- [Stated exercise]:
Report every line in the listing below where the string "απορρίπτονται" shows up.

Data records
★ ★ ★ ★

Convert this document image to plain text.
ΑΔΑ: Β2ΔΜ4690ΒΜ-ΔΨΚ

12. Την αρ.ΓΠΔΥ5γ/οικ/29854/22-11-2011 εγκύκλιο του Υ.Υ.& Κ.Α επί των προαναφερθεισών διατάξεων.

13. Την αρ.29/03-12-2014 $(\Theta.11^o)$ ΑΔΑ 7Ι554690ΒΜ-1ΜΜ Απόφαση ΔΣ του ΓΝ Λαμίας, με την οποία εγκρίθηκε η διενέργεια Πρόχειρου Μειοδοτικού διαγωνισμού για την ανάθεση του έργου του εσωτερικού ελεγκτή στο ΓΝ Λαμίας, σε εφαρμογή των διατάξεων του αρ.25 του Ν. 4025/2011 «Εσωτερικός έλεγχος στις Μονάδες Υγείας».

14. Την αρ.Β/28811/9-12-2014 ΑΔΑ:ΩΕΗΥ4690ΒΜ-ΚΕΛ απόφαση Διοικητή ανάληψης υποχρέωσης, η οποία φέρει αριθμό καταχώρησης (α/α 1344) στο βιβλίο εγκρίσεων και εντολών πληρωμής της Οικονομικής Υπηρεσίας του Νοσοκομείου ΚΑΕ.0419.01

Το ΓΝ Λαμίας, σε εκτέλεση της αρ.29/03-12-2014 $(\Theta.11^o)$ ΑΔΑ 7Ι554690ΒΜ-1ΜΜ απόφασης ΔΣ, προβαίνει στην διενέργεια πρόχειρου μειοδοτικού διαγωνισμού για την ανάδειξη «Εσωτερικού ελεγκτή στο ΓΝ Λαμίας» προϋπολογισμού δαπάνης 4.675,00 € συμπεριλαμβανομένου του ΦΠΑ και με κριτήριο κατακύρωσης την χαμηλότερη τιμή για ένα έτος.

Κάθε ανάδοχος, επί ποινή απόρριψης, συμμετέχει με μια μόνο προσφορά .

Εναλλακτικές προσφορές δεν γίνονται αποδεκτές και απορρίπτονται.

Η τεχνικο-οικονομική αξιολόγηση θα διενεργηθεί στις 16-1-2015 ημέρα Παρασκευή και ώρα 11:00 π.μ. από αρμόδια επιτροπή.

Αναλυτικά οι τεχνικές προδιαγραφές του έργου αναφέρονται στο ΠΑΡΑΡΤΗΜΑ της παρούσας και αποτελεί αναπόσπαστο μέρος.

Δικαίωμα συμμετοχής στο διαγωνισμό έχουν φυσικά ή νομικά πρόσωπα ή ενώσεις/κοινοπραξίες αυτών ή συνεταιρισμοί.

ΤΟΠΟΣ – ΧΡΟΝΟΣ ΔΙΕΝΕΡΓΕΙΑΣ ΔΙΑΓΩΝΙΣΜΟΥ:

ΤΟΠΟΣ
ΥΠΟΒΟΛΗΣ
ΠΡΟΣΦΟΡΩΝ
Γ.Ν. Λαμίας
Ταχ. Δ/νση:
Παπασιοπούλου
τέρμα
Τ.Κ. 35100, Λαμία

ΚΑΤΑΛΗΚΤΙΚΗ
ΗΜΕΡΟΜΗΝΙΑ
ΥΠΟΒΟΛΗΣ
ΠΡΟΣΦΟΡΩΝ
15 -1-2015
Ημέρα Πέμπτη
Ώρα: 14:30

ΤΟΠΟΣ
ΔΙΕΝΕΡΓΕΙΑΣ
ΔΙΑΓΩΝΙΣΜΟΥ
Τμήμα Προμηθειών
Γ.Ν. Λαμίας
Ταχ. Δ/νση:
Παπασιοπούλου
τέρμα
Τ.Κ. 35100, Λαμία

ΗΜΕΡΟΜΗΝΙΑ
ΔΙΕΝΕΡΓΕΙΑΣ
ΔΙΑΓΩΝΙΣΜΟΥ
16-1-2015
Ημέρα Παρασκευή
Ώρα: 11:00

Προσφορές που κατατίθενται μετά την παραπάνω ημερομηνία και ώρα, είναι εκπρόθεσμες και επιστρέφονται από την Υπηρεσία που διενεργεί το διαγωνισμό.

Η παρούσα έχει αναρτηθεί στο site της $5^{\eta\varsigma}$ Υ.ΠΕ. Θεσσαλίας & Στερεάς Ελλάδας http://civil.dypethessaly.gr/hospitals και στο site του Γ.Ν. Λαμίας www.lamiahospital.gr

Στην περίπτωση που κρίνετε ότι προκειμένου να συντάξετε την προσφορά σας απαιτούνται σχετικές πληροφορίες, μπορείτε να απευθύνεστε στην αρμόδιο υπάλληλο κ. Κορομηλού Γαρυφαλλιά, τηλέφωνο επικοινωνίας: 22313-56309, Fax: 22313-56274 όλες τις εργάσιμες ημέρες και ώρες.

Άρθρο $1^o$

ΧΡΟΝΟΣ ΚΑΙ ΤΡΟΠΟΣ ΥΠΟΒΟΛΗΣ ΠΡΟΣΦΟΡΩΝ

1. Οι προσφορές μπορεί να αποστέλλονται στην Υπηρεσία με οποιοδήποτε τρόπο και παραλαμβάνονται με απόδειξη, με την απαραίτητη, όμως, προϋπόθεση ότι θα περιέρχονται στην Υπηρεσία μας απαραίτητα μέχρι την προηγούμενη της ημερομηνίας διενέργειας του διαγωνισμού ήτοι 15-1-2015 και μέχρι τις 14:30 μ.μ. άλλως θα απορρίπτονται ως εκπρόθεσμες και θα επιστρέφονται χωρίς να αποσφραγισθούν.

★ ★ ★ ★

- [In response]:
Εναλλακτικές προσφορές δεν γίνονται αποδεκτές και απορρίπτονται.
1. Οι προσφορές μπορεί να αποστέλλονται στην Υπηρεσία με οποιοδήποτε τρόπο και παραλαμβάνονται με απόδειξη, με την απαραίτητη, όμως, προϋπόθεση ότι θα περιέρχονται στην Υπηρεσία μας απαραίτητα μέχρι την προηγούμενη της ημερομηνίας διενέργειας του διαγωνισμού ήτοι 15-1-2015 και μέχρι τις 14:30 μ.μ. άλλως θα απορρίπτονται ως εκπρόθεσμες και θα επιστρέφονται χωρίς να αποσφραγισθούν.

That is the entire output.